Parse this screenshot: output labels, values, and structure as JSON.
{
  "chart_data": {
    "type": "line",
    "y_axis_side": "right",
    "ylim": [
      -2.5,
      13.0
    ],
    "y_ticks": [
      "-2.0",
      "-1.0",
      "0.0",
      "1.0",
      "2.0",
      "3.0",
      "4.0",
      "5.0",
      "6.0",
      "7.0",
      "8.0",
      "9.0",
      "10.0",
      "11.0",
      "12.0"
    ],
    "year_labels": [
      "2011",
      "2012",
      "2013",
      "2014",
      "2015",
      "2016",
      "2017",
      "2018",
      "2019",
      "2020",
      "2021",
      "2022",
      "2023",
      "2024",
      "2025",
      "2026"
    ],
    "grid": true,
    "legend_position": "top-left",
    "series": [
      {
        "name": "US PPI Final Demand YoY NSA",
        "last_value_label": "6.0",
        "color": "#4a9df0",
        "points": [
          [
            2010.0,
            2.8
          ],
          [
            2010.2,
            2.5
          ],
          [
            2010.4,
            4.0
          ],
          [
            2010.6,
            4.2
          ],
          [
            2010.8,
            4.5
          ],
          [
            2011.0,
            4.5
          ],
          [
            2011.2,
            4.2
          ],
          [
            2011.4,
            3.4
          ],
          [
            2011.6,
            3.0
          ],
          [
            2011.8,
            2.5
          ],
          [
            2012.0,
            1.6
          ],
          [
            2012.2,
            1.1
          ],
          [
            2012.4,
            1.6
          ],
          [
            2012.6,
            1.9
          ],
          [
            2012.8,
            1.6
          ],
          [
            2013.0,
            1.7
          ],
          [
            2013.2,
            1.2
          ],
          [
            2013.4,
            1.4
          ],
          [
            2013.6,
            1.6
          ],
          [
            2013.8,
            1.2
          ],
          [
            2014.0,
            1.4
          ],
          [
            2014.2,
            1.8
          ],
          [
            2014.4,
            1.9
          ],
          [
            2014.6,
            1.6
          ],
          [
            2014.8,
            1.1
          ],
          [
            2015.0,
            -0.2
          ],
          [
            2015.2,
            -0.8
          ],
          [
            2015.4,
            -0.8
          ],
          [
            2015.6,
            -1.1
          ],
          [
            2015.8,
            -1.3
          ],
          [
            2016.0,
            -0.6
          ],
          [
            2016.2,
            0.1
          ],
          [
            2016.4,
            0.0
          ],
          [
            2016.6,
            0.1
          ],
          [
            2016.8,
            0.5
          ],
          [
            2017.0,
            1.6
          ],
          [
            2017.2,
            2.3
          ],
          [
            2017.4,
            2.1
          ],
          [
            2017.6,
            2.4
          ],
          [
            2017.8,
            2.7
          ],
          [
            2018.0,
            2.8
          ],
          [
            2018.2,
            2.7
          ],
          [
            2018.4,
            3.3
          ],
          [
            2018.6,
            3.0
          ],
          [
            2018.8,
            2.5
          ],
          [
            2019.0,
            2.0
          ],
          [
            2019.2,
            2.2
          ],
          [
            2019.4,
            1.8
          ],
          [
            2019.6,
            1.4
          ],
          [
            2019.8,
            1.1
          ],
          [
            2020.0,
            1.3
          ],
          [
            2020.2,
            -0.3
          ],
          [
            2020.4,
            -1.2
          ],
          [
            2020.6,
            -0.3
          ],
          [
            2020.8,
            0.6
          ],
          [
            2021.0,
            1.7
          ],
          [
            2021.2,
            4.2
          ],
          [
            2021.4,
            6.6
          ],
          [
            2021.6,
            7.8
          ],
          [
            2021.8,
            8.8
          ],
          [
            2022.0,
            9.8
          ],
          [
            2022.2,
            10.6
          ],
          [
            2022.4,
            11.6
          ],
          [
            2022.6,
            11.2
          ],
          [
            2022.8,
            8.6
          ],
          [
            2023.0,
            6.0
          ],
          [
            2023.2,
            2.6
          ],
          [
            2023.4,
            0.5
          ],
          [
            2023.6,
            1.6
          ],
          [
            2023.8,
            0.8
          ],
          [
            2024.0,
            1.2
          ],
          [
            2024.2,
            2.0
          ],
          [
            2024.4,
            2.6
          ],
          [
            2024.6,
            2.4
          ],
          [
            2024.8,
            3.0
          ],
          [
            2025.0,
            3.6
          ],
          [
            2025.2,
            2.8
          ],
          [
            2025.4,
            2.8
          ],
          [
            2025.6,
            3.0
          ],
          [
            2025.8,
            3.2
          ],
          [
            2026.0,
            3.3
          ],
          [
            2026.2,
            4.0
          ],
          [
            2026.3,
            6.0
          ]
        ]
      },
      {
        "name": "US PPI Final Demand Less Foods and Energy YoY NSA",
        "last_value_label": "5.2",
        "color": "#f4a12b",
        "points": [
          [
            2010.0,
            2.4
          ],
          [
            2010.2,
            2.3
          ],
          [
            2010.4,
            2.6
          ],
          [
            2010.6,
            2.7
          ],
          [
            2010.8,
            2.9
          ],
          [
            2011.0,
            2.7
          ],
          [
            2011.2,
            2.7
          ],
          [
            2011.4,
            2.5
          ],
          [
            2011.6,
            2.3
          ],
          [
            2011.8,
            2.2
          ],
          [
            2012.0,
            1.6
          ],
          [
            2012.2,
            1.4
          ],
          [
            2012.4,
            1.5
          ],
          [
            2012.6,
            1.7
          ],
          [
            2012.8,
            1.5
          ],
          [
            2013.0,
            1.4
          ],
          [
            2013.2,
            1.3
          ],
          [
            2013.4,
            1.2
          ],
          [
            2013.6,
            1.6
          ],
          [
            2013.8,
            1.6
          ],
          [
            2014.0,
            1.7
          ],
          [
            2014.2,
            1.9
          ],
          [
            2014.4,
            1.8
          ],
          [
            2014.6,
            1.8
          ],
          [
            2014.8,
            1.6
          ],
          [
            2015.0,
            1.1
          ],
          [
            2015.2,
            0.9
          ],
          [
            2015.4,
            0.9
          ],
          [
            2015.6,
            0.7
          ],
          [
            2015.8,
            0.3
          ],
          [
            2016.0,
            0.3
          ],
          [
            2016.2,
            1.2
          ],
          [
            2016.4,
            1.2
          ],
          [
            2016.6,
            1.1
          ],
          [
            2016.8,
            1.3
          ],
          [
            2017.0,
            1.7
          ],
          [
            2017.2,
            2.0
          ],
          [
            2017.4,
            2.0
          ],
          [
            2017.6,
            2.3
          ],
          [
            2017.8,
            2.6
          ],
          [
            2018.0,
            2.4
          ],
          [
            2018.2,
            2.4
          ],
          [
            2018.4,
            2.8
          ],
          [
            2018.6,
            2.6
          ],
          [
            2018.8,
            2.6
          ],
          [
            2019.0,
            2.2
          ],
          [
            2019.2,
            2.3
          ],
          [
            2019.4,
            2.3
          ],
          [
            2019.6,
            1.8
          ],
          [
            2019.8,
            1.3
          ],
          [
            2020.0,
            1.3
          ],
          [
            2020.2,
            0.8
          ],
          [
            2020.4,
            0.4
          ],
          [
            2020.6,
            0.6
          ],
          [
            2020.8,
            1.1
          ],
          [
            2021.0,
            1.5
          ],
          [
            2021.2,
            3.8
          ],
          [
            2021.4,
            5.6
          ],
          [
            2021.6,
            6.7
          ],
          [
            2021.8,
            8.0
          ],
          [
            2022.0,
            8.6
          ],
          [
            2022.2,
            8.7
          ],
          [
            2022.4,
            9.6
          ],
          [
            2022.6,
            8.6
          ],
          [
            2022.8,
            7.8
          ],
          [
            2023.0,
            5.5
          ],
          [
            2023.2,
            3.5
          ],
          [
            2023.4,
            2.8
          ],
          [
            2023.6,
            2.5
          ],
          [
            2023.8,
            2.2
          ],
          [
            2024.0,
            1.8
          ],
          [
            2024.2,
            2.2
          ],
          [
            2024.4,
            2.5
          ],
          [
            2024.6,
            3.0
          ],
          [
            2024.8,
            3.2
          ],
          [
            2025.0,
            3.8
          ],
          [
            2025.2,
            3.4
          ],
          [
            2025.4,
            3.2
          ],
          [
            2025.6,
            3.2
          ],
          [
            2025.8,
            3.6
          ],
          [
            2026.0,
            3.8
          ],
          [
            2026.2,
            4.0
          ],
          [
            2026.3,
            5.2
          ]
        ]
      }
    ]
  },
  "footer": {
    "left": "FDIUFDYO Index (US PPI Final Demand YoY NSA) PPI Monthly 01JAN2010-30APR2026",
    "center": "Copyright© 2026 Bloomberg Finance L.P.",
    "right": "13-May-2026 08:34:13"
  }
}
····················
__TASK__
Within the listing above, find every line containing the string "left" and return it.

__COMPLETED TASK__
    "legend_position": "top-left",
    "left": "FDIUFDYO Index (US PPI Final Demand YoY NSA) PPI Monthly 01JAN2010-30APR2026",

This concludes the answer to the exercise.